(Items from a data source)
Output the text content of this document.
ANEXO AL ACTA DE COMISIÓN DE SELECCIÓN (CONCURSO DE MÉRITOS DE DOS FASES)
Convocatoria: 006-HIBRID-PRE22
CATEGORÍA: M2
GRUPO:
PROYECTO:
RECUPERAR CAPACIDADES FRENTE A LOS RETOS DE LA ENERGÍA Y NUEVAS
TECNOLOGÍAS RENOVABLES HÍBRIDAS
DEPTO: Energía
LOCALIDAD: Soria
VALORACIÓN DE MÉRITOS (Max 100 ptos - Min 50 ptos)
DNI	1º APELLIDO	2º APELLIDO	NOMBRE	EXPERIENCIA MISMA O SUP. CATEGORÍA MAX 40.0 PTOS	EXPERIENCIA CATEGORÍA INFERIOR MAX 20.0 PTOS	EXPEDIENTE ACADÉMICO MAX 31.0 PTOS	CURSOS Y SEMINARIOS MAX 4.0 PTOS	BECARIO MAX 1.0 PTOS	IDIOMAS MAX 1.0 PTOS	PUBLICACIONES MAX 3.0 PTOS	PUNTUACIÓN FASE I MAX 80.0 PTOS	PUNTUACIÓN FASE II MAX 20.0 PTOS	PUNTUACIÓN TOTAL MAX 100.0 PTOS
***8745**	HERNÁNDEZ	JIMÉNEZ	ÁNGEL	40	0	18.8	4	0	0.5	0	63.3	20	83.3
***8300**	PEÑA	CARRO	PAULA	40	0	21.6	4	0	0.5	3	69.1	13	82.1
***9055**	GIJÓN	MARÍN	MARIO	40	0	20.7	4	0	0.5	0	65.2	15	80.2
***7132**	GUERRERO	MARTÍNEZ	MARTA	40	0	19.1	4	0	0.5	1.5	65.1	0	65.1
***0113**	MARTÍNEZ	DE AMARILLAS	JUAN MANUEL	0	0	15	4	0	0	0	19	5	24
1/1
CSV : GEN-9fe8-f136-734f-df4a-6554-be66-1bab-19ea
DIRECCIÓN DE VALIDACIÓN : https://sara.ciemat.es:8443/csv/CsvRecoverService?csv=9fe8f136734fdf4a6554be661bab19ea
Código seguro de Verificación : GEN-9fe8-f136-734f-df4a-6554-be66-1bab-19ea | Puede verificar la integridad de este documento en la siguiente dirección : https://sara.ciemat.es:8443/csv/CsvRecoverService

• Required task
Copy out every line of the data above, exactly as given.

• Solution to the exercise
Output the text content of this document.
ANEXO AL ACTA DE COMISIÓN DE SELECCIÓN (CONCURSO DE MÉRITOS DE DOS FASES)
Convocatoria: 006-HIBRID-PRE22
CATEGORÍA: M2
GRUPO:
PROYECTO:
RECUPERAR CAPACIDADES FRENTE A LOS RETOS DE LA ENERGÍA Y NUEVAS
TECNOLOGÍAS RENOVABLES HÍBRIDAS
DEPTO: Energía
LOCALIDAD: Soria
VALORACIÓN DE MÉRITOS (Max 100 ptos - Min 50 ptos)
DNI	1º APELLIDO	2º APELLIDO	NOMBRE	EXPERIENCIA MISMA O SUP. CATEGORÍA MAX 40.0 PTOS	EXPERIENCIA CATEGORÍA INFERIOR MAX 20.0 PTOS	EXPEDIENTE ACADÉMICO MAX 31.0 PTOS	CURSOS Y SEMINARIOS MAX 4.0 PTOS	BECARIO MAX 1.0 PTOS	IDIOMAS MAX 1.0 PTOS	PUBLICACIONES MAX 3.0 PTOS	PUNTUACIÓN FASE I MAX 80.0 PTOS	PUNTUACIÓN FASE II MAX 20.0 PTOS	PUNTUACIÓN TOTAL MAX 100.0 PTOS
***8745**	HERNÁNDEZ	JIMÉNEZ	ÁNGEL	40	0	18.8	4	0	0.5	0	63.3	20	83.3
***8300**	PEÑA	CARRO	PAULA	40	0	21.6	4	0	0.5	3	69.1	13	82.1
***9055**	GIJÓN	MARÍN	MARIO	40	0	20.7	4	0	0.5	0	65.2	15	80.2
***7132**	GUERRERO	MARTÍNEZ	MARTA	40	0	19.1	4	0	0.5	1.5	65.1	0	65.1
***0113**	MARTÍNEZ	DE AMARILLAS	JUAN MANUEL	0	0	15	4	0	0	0	19	5	24
1/1
CSV : GEN-9fe8-f136-734f-df4a-6554-be66-1bab-19ea
DIRECCIÓN DE VALIDACIÓN : https://sara.ciemat.es:8443/csv/CsvRecoverService?csv=9fe8f136734fdf4a6554be661bab19ea
Código seguro de Verificación : GEN-9fe8-f136-734f-df4a-6554-be66-1bab-19ea | Puede verificar la integridad de este documento en la siguiente dirección : https://sara.ciemat.es:8443/csv/CsvRecoverService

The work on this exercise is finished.